DIRECTIVE =>
Gather up every line from the entries below that uses the word "handle".
● ● ● ● ●
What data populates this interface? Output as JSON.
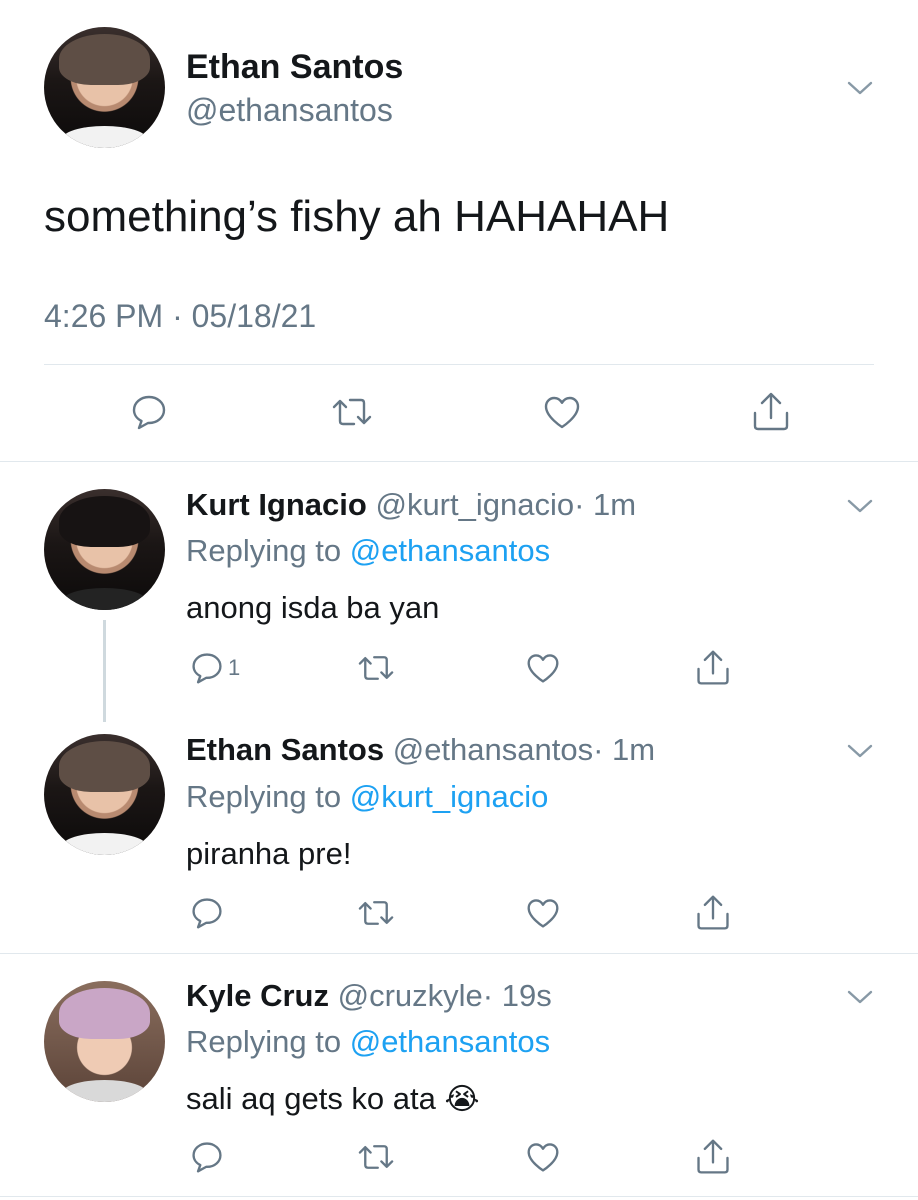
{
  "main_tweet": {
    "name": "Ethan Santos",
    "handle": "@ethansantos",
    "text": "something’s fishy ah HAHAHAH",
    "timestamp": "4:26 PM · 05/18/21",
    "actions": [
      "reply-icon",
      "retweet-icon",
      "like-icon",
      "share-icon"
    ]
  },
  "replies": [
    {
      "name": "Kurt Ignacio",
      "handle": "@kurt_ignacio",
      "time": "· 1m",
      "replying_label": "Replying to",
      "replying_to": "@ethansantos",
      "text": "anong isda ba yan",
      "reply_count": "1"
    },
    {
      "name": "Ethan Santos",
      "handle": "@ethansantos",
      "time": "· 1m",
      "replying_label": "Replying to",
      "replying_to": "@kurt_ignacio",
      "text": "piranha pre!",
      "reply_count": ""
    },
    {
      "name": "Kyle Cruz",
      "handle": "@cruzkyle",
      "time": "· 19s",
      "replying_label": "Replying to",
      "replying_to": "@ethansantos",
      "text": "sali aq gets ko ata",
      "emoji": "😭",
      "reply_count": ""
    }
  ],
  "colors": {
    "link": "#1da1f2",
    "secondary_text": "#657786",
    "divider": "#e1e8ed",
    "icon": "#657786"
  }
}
● ● ● ● ●
OUTPUT OF THE EXERCISE =>
    "handle": "@ethansantos",
      "handle": "@kurt_ignacio",
      "handle": "@ethansantos",
      "handle": "@cruzkyle",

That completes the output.